## Problem description
Retype the data below without altering anything.

-.-.-

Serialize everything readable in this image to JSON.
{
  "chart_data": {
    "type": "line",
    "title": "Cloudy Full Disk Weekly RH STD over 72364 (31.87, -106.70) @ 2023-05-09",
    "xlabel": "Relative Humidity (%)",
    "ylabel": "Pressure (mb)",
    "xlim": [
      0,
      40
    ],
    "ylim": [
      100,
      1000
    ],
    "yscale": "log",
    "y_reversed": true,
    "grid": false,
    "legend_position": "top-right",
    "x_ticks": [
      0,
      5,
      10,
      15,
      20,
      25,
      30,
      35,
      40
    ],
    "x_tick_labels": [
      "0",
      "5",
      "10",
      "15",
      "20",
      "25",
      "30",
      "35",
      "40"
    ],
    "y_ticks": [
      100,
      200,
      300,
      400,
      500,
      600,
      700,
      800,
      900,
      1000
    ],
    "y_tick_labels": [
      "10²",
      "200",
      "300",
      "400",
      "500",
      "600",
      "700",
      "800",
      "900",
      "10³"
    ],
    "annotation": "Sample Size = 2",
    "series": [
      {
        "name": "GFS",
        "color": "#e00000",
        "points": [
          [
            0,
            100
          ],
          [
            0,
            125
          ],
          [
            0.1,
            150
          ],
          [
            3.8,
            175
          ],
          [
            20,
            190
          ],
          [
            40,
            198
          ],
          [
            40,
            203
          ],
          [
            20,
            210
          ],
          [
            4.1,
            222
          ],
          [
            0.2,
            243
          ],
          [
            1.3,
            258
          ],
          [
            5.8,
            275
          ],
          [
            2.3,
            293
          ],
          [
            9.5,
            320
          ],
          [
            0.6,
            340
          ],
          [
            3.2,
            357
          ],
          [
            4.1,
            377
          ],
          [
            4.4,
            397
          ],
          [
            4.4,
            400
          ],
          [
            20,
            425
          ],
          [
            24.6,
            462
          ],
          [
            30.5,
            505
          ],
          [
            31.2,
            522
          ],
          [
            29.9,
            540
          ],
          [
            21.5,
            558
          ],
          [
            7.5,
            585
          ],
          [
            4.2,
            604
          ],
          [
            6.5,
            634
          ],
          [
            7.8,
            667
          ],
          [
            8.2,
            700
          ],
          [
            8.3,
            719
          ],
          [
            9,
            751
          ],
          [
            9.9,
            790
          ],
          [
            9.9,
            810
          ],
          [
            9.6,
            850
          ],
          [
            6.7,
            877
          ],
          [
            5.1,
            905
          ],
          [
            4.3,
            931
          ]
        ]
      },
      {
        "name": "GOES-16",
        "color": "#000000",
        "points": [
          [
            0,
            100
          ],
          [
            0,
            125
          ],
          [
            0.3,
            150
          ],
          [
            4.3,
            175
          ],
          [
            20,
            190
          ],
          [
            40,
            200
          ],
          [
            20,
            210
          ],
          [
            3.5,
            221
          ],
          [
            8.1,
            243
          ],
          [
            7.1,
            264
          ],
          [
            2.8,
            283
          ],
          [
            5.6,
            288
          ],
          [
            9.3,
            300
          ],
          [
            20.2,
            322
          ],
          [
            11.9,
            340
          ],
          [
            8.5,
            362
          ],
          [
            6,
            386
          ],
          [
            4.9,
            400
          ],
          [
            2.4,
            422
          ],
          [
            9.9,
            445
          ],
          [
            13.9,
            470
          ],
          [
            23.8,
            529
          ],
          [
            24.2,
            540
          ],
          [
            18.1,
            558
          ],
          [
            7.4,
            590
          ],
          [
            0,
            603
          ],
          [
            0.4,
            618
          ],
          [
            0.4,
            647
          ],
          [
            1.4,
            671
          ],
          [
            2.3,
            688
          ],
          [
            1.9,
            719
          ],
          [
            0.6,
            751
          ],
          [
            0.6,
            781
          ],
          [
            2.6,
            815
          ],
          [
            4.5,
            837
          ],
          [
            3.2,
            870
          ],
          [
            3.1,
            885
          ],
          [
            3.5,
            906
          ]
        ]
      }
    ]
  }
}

-.-.-

## Response to this exercise
Serialize everything readable in this image to JSON.
{
  "chart_data": {
    "type": "line",
    "title": "Cloudy Full Disk Weekly RH STD over 72364 (31.87, -106.70) @ 2023-05-09",
    "xlabel": "Relative Humidity (%)",
    "ylabel": "Pressure (mb)",
    "xlim": [
      0,
      40
    ],
    "ylim": [
      100,
      1000
    ],
    "yscale": "log",
    "y_reversed": true,
    "grid": false,
    "legend_position": "top-right",
    "x_ticks": [
      0,
      5,
      10,
      15,
      20,
      25,
      30,
      35,
      40
    ],
    "x_tick_labels": [
      "0",
      "5",
      "10",
      "15",
      "20",
      "25",
      "30",
      "35",
      "40"
    ],
    "y_ticks": [
      100,
      200,
      300,
      400,
      500,
      600,
      700,
      800,
      900,
      1000
    ],
    "y_tick_labels": [
      "10²",
      "200",
      "300",
      "400",
      "500",
      "600",
      "700",
      "800",
      "900",
      "10³"
    ],
    "annotation": "Sample Size = 2",
    "series": [
      {
        "name": "GFS",
        "color": "#e00000",
        "points": [
          [
            0,
            100
          ],
          [
            0,
            125
          ],
          [
            0.1,
            150
          ],
          [
            3.8,
            175
          ],
          [
            20,
            190
          ],
          [
            40,
            198
          ],
          [
            40,
            203
          ],
          [
            20,
            210
          ],
          [
            4.1,
            222
          ],
          [
            0.2,
            243
          ],
          [
            1.3,
            258
          ],
          [
            5.8,
            275
          ],
          [
            2.3,
            293
          ],
          [
            9.5,
            320
          ],
          [
            0.6,
            340
          ],
          [
            3.2,
            357
          ],
          [
            4.1,
            377
          ],
          [
            4.4,
            397
          ],
          [
            4.4,
            400
          ],
          [
            20,
            425
          ],
          [
            24.6,
            462
          ],
          [
            30.5,
            505
          ],
          [
            31.2,
            522
          ],
          [
            29.9,
            540
          ],
          [
            21.5,
            558
          ],
          [
            7.5,
            585
          ],
          [
            4.2,
            604
          ],
          [
            6.5,
            634
          ],
          [
            7.8,
            667
          ],
          [
            8.2,
            700
          ],
          [
            8.3,
            719
          ],
          [
            9,
            751
          ],
          [
            9.9,
            790
          ],
          [
            9.9,
            810
          ],
          [
            9.6,
            850
          ],
          [
            6.7,
            877
          ],
          [
            5.1,
            905
          ],
          [
            4.3,
            931
          ]
        ]
      },
      {
        "name": "GOES-16",
        "color": "#000000",
        "points": [
          [
            0,
            100
          ],
          [
            0,
            125
          ],
          [
            0.3,
            150
          ],
          [
            4.3,
            175
          ],
          [
            20,
            190
          ],
          [
            40,
            200
          ],
          [
            20,
            210
          ],
          [
            3.5,
            221
          ],
          [
            8.1,
            243
          ],
          [
            7.1,
            264
          ],
          [
            2.8,
            283
          ],
          [
            5.6,
            288
          ],
          [
            9.3,
            300
          ],
          [
            20.2,
            322
          ],
          [
            11.9,
            340
          ],
          [
            8.5,
            362
          ],
          [
            6,
            386
          ],
          [
            4.9,
            400
          ],
          [
            2.4,
            422
          ],
          [
            9.9,
            445
          ],
          [
            13.9,
            470
          ],
          [
            23.8,
            529
          ],
          [
            24.2,
            540
          ],
          [
            18.1,
            558
          ],
          [
            7.4,
            590
          ],
          [
            0,
            603
          ],
          [
            0.4,
            618
          ],
          [
            0.4,
            647
          ],
          [
            1.4,
            671
          ],
          [
            2.3,
            688
          ],
          [
            1.9,
            719
          ],
          [
            0.6,
            751
          ],
          [
            0.6,
            781
          ],
          [
            2.6,
            815
          ],
          [
            4.5,
            837
          ],
          [
            3.2,
            870
          ],
          [
            3.1,
            885
          ],
          [
            3.5,
            906
          ]
        ]
      }
    ]
  }
}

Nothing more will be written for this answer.